Given request
Please count how many lines of the material below contain the string "Headers", with case counting, and reply with only that number.

Data to use
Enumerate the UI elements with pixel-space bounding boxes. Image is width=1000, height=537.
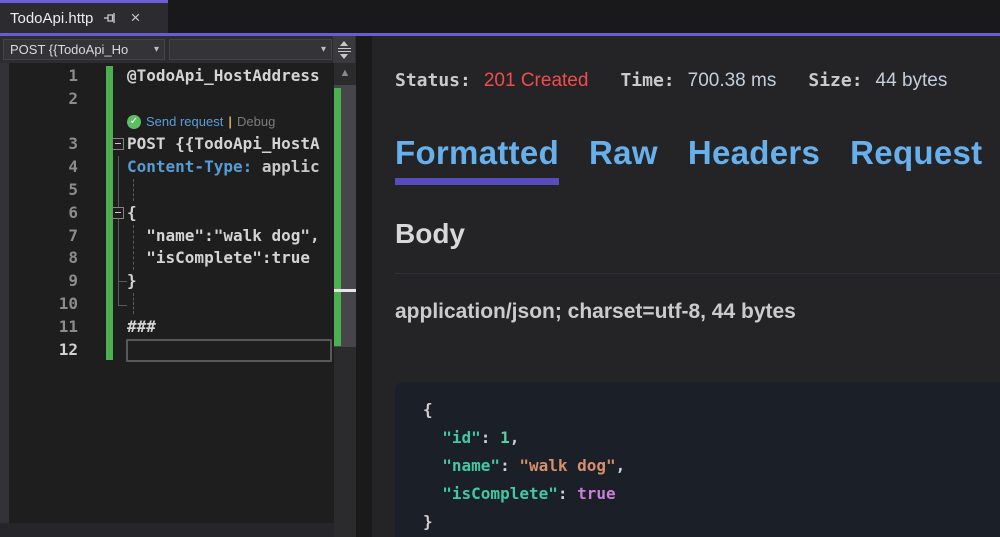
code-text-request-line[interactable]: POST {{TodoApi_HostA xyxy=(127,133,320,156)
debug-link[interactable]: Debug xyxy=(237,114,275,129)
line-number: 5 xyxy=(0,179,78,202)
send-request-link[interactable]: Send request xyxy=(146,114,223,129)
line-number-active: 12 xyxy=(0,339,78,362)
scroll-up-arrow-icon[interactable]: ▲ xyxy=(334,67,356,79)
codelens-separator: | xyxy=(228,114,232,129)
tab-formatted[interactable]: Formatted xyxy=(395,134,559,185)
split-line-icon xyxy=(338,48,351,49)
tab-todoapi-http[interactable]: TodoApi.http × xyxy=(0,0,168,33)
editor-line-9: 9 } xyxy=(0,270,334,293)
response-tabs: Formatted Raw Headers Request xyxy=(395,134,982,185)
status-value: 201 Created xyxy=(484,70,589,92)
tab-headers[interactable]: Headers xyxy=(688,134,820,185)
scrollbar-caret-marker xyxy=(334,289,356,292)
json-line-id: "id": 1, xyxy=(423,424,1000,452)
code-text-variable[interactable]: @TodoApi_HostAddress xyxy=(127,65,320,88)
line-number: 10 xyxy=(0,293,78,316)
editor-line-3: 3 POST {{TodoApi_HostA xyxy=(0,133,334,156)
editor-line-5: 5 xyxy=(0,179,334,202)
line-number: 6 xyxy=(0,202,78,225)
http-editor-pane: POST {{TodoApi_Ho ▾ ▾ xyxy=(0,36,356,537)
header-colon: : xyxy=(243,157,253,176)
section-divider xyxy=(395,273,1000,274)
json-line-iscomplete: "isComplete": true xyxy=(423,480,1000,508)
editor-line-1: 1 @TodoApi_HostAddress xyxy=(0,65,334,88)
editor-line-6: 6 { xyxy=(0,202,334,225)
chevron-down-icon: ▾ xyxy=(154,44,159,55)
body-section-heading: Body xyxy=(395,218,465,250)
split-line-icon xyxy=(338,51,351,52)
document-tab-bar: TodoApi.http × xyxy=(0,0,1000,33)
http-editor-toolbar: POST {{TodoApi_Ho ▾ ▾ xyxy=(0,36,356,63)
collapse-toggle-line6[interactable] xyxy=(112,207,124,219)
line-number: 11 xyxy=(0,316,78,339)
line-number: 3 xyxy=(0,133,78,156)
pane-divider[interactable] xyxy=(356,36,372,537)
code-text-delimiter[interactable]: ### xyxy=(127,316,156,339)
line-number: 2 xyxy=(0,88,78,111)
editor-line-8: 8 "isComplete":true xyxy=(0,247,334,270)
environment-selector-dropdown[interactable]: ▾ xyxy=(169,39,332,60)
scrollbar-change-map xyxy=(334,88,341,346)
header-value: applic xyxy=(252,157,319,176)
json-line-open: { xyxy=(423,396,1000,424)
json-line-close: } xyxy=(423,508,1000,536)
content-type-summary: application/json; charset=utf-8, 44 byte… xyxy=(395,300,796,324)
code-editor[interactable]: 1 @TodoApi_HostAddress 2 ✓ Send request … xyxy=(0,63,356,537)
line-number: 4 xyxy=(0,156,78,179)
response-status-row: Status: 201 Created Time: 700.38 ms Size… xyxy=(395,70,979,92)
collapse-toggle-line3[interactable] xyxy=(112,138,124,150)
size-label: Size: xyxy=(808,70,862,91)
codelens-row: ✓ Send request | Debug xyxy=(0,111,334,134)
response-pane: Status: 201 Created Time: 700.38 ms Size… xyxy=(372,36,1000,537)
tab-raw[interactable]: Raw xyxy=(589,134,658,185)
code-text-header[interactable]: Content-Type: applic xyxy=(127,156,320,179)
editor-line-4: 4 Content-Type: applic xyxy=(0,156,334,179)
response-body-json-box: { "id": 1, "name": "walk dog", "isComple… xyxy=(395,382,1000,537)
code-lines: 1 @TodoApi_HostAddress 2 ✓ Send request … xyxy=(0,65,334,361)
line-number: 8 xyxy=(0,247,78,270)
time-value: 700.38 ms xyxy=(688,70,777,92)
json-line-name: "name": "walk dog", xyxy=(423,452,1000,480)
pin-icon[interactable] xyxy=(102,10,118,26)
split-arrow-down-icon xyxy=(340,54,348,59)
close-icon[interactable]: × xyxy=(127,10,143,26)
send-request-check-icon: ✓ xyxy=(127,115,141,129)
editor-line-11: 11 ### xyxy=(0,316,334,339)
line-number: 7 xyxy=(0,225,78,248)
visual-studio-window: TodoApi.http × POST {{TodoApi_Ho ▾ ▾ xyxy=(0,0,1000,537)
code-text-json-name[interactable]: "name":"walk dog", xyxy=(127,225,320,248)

Solution to this task
2